=== Raw records ===
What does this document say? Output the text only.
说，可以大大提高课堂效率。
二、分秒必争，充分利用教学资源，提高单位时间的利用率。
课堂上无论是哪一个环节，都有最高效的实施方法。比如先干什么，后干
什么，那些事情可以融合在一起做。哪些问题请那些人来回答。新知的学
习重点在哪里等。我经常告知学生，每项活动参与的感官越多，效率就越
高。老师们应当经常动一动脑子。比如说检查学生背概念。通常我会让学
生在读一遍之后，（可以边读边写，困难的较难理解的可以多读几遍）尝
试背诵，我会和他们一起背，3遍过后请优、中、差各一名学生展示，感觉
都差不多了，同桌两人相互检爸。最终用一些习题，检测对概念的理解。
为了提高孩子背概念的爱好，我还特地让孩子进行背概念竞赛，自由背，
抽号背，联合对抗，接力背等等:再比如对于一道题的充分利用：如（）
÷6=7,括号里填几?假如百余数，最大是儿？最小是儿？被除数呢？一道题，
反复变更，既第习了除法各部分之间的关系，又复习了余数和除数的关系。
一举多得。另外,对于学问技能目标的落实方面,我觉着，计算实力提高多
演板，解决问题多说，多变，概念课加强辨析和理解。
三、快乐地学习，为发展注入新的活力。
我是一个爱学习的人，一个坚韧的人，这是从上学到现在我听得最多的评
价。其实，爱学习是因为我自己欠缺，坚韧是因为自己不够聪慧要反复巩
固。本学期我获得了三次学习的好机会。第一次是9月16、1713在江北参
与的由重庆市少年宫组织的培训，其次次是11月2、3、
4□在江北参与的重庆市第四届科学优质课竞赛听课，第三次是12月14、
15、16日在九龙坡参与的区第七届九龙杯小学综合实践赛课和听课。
===
● What is being asked
Reproduce the records in full, exactly as written.

● Response to this task
What does this document say? Output the text only.
说，可以大大提高课堂效率。
二、分秒必争，充分利用教学资源，提高单位时间的利用率。
课堂上无论是哪一个环节，都有最高效的实施方法。比如先干什么，后干
什么，那些事情可以融合在一起做。哪些问题请那些人来回答。新知的学
习重点在哪里等。我经常告知学生，每项活动参与的感官越多，效率就越
高。老师们应当经常动一动脑子。比如说检查学生背概念。通常我会让学
生在读一遍之后，（可以边读边写，困难的较难理解的可以多读几遍）尝
试背诵，我会和他们一起背，3遍过后请优、中、差各一名学生展示，感觉
都差不多了，同桌两人相互检爸。最终用一些习题，检测对概念的理解。
为了提高孩子背概念的爱好，我还特地让孩子进行背概念竞赛，自由背，
抽号背，联合对抗，接力背等等:再比如对于一道题的充分利用：如（）
÷6=7,括号里填几?假如百余数，最大是儿？最小是儿？被除数呢？一道题，
反复变更，既第习了除法各部分之间的关系，又复习了余数和除数的关系。
一举多得。另外,对于学问技能目标的落实方面,我觉着，计算实力提高多
演板，解决问题多说，多变，概念课加强辨析和理解。
三、快乐地学习，为发展注入新的活力。
我是一个爱学习的人，一个坚韧的人，这是从上学到现在我听得最多的评
价。其实，爱学习是因为我自己欠缺，坚韧是因为自己不够聪慧要反复巩
固。本学期我获得了三次学习的好机会。第一次是9月16、1713在江北参
与的由重庆市少年宫组织的培训，其次次是11月2、3、
4□在江北参与的重庆市第四届科学优质课竞赛听课，第三次是12月14、
15、16日在九龙坡参与的区第七届九龙杯小学综合实践赛课和听课。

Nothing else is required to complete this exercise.